- [YOUR TASK]
Reproduce the entries in full, with no changes.

Dataset rows about figures
*****

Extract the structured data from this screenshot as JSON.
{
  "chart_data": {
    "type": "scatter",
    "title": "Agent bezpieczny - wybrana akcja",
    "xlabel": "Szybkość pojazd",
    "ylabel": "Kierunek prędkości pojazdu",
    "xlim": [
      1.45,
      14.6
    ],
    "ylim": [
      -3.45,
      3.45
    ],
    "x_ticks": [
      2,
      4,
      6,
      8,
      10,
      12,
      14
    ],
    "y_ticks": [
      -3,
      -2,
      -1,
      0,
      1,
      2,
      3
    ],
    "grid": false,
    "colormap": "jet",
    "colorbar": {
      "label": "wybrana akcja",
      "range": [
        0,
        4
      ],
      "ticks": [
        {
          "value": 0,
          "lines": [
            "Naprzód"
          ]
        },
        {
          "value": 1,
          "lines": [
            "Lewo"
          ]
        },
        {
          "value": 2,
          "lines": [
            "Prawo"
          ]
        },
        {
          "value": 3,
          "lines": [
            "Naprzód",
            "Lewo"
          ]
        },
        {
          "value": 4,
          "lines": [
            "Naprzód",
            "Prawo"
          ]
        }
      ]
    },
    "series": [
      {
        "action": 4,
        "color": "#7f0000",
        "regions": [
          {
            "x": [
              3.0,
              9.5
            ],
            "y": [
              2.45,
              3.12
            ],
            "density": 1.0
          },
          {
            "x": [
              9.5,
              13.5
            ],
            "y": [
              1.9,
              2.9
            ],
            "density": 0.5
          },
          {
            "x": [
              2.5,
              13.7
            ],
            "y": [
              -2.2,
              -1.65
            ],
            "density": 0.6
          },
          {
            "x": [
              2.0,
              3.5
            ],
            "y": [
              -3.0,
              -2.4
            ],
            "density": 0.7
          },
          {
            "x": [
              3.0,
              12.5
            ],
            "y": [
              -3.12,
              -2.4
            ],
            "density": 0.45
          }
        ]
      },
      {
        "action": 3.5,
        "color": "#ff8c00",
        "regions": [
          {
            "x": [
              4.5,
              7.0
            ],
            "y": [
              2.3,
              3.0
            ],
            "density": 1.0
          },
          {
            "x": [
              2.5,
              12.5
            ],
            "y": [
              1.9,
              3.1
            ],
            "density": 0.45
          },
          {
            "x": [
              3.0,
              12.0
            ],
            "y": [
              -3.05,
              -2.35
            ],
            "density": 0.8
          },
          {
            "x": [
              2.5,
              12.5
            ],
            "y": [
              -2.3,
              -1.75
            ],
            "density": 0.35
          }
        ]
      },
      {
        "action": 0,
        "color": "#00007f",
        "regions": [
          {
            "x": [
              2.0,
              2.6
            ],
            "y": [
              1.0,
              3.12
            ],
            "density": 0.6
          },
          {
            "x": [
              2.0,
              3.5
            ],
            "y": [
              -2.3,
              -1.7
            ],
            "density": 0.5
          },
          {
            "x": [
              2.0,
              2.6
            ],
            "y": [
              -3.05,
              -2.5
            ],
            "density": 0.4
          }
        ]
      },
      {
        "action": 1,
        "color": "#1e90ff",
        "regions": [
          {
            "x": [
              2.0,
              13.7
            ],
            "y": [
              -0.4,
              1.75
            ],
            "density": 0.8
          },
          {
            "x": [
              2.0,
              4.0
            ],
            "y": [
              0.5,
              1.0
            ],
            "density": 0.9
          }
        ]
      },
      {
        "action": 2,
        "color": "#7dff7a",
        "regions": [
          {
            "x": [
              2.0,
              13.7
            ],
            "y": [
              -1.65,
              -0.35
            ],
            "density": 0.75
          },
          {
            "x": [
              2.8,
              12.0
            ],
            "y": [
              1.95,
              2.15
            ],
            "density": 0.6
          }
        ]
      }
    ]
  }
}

*****

- [COMPLETED EXERCISE]
Extract the structured data from this screenshot as JSON.
{
  "chart_data": {
    "type": "scatter",
    "title": "Agent bezpieczny - wybrana akcja",
    "xlabel": "Szybkość pojazd",
    "ylabel": "Kierunek prędkości pojazdu",
    "xlim": [
      1.45,
      14.6
    ],
    "ylim": [
      -3.45,
      3.45
    ],
    "x_ticks": [
      2,
      4,
      6,
      8,
      10,
      12,
      14
    ],
    "y_ticks": [
      -3,
      -2,
      -1,
      0,
      1,
      2,
      3
    ],
    "grid": false,
    "colormap": "jet",
    "colorbar": {
      "label": "wybrana akcja",
      "range": [
        0,
        4
      ],
      "ticks": [
        {
          "value": 0,
          "lines": [
            "Naprzód"
          ]
        },
        {
          "value": 1,
          "lines": [
            "Lewo"
          ]
        },
        {
          "value": 2,
          "lines": [
            "Prawo"
          ]
        },
        {
          "value": 3,
          "lines": [
            "Naprzód",
            "Lewo"
          ]
        },
        {
          "value": 4,
          "lines": [
            "Naprzód",
            "Prawo"
          ]
        }
      ]
    },
    "series": [
      {
        "action": 4,
        "color": "#7f0000",
        "regions": [
          {
            "x": [
              3.0,
              9.5
            ],
            "y": [
              2.45,
              3.12
            ],
            "density": 1.0
          },
          {
            "x": [
              9.5,
              13.5
            ],
            "y": [
              1.9,
              2.9
            ],
            "density": 0.5
          },
          {
            "x": [
              2.5,
              13.7
            ],
            "y": [
              -2.2,
              -1.65
            ],
            "density": 0.6
          },
          {
            "x": [
              2.0,
              3.5
            ],
            "y": [
              -3.0,
              -2.4
            ],
            "density": 0.7
          },
          {
            "x": [
              3.0,
              12.5
            ],
            "y": [
              -3.12,
              -2.4
            ],
            "density": 0.45
          }
        ]
      },
      {
        "action": 3.5,
        "color": "#ff8c00",
        "regions": [
          {
            "x": [
              4.5,
              7.0
            ],
            "y": [
              2.3,
              3.0
            ],
            "density": 1.0
          },
          {
            "x": [
              2.5,
              12.5
            ],
            "y": [
              1.9,
              3.1
            ],
            "density": 0.45
          },
          {
            "x": [
              3.0,
              12.0
            ],
            "y": [
              -3.05,
              -2.35
            ],
            "density": 0.8
          },
          {
            "x": [
              2.5,
              12.5
            ],
            "y": [
              -2.3,
              -1.75
            ],
            "density": 0.35
          }
        ]
      },
      {
        "action": 0,
        "color": "#00007f",
        "regions": [
          {
            "x": [
              2.0,
              2.6
            ],
            "y": [
              1.0,
              3.12
            ],
            "density": 0.6
          },
          {
            "x": [
              2.0,
              3.5
            ],
            "y": [
              -2.3,
              -1.7
            ],
            "density": 0.5
          },
          {
            "x": [
              2.0,
              2.6
            ],
            "y": [
              -3.05,
              -2.5
            ],
            "density": 0.4
          }
        ]
      },
      {
        "action": 1,
        "color": "#1e90ff",
        "regions": [
          {
            "x": [
              2.0,
              13.7
            ],
            "y": [
              -0.4,
              1.75
            ],
            "density": 0.8
          },
          {
            "x": [
              2.0,
              4.0
            ],
            "y": [
              0.5,
              1.0
            ],
            "density": 0.9
          }
        ]
      },
      {
        "action": 2,
        "color": "#7dff7a",
        "regions": [
          {
            "x": [
              2.0,
              13.7
            ],
            "y": [
              -1.65,
              -0.35
            ],
            "density": 0.75
          },
          {
            "x": [
              2.8,
              12.0
            ],
            "y": [
              1.95,
              2.15
            ],
            "density": 0.6
          }
        ]
      }
    ]
  }
}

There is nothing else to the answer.